** start **

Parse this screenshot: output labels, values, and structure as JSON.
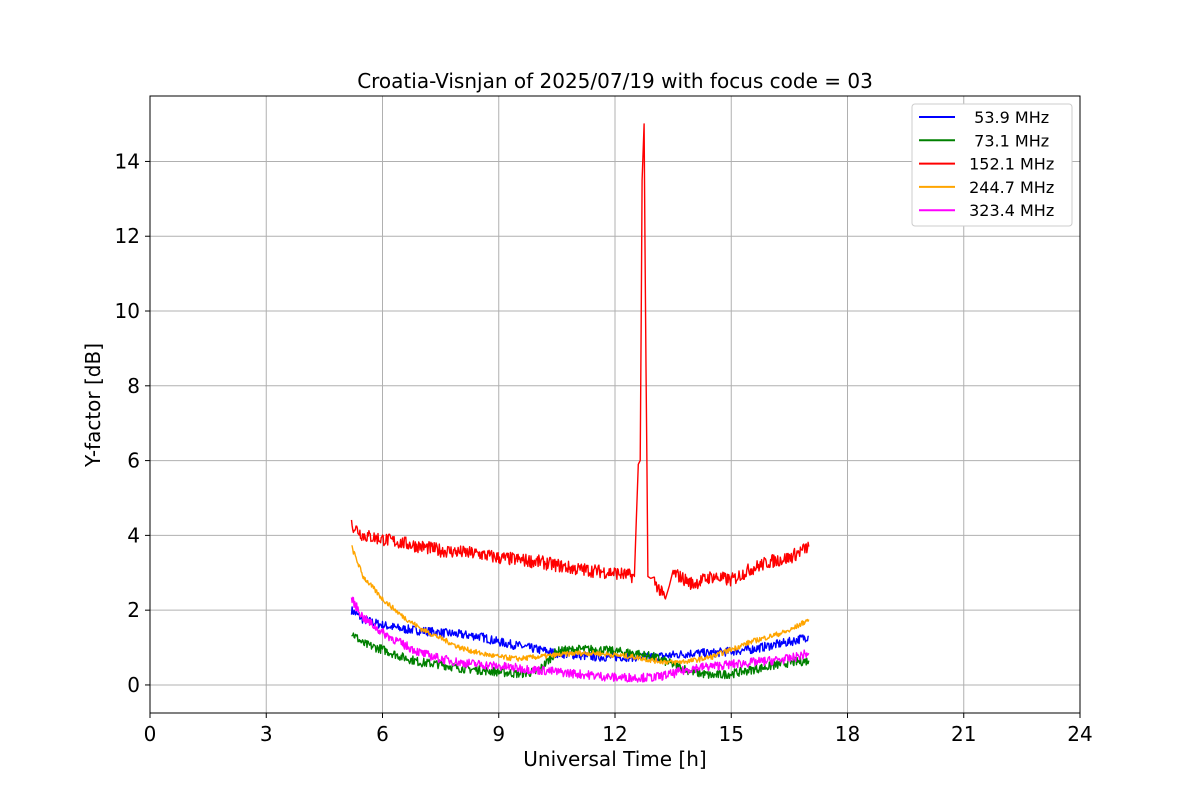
{
  "chart_data": {
    "type": "line",
    "title": "Croatia-Visnjan of 2025/07/19 with focus code = 03",
    "xlabel": "Universal Time [h]",
    "ylabel": "Y-factor [dB]",
    "xlim": [
      0,
      24
    ],
    "ylim": [
      -0.75,
      15.75
    ],
    "xticks": [
      0,
      3,
      6,
      9,
      12,
      15,
      18,
      21,
      24
    ],
    "yticks": [
      0,
      2,
      4,
      6,
      8,
      10,
      12,
      14
    ],
    "grid": true,
    "legend_position": "top-right",
    "series": [
      {
        "name": "  53.9 MHz",
        "color": "#0000ff",
        "x": [
          5.2,
          5.5,
          6,
          6.5,
          7,
          7.5,
          8,
          8.5,
          9,
          9.5,
          10,
          10.5,
          11,
          11.5,
          12,
          12.5,
          13,
          13.5,
          14,
          14.5,
          15,
          15.5,
          16,
          16.5,
          17
        ],
        "y": [
          2.0,
          1.75,
          1.6,
          1.5,
          1.45,
          1.4,
          1.35,
          1.3,
          1.15,
          1.05,
          0.95,
          0.85,
          0.8,
          0.75,
          0.75,
          0.75,
          0.75,
          0.8,
          0.85,
          0.85,
          0.9,
          0.95,
          1.05,
          1.15,
          1.3
        ]
      },
      {
        "name": "  73.1 MHz",
        "color": "#008000",
        "x": [
          5.2,
          5.5,
          6,
          6.5,
          7,
          7.5,
          8,
          8.5,
          9,
          9.5,
          10,
          10.5,
          11,
          11.5,
          12,
          12.5,
          13,
          13.5,
          14,
          14.5,
          15,
          15.5,
          16,
          16.5,
          17
        ],
        "y": [
          1.4,
          1.1,
          0.95,
          0.75,
          0.6,
          0.55,
          0.45,
          0.4,
          0.35,
          0.3,
          0.35,
          0.9,
          0.95,
          0.95,
          0.9,
          0.85,
          0.75,
          0.55,
          0.35,
          0.25,
          0.3,
          0.4,
          0.5,
          0.6,
          0.65
        ]
      },
      {
        "name": " 152.1 MHz",
        "color": "#ff0000",
        "x": [
          5.2,
          5.5,
          6,
          6.5,
          7,
          7.5,
          8,
          8.5,
          9,
          9.5,
          10,
          10.5,
          11,
          11.5,
          12,
          12.5,
          12.6,
          12.65,
          12.7,
          12.75,
          12.8,
          12.85,
          13,
          13.3,
          13.5,
          14,
          14.5,
          15,
          15.5,
          16,
          16.5,
          17
        ],
        "y": [
          4.3,
          4.0,
          3.9,
          3.8,
          3.7,
          3.6,
          3.55,
          3.5,
          3.4,
          3.35,
          3.3,
          3.2,
          3.1,
          3.05,
          3.0,
          2.9,
          5.9,
          6.0,
          13.5,
          15.0,
          8.5,
          2.9,
          2.8,
          2.3,
          3.0,
          2.7,
          2.9,
          2.8,
          3.1,
          3.3,
          3.4,
          3.7
        ]
      },
      {
        "name": " 244.7 MHz",
        "color": "#ffa500",
        "x": [
          5.2,
          5.5,
          6,
          6.5,
          7,
          7.5,
          8,
          8.5,
          9,
          9.5,
          10,
          10.5,
          11,
          11.5,
          12,
          12.5,
          13,
          13.5,
          14,
          14.5,
          15,
          15.5,
          16,
          16.5,
          17
        ],
        "y": [
          3.7,
          2.9,
          2.3,
          1.85,
          1.5,
          1.25,
          1.0,
          0.85,
          0.75,
          0.7,
          0.75,
          0.8,
          0.85,
          0.85,
          0.8,
          0.75,
          0.65,
          0.6,
          0.65,
          0.75,
          0.95,
          1.15,
          1.3,
          1.45,
          1.75
        ]
      },
      {
        "name": " 323.4 MHz",
        "color": "#ff00ff",
        "x": [
          5.2,
          5.5,
          6,
          6.5,
          7,
          7.5,
          8,
          8.5,
          9,
          9.5,
          10,
          10.5,
          11,
          11.5,
          12,
          12.5,
          13,
          13.5,
          14,
          14.5,
          15,
          15.5,
          16,
          16.5,
          17
        ],
        "y": [
          2.3,
          1.8,
          1.4,
          1.1,
          0.85,
          0.7,
          0.6,
          0.55,
          0.5,
          0.45,
          0.4,
          0.35,
          0.3,
          0.25,
          0.2,
          0.2,
          0.2,
          0.3,
          0.45,
          0.5,
          0.55,
          0.6,
          0.65,
          0.7,
          0.85
        ]
      }
    ]
  }
}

** end **

EXERCISE PROMPT — Track down every line holding the string "name" and copy it.

COMPLETE RESPONSE —
        "name": "  53.9 MHz",
        "name": "  73.1 MHz",
        "name": " 152.1 MHz",
        "name": " 244.7 MHz",
        "name": " 323.4 MHz",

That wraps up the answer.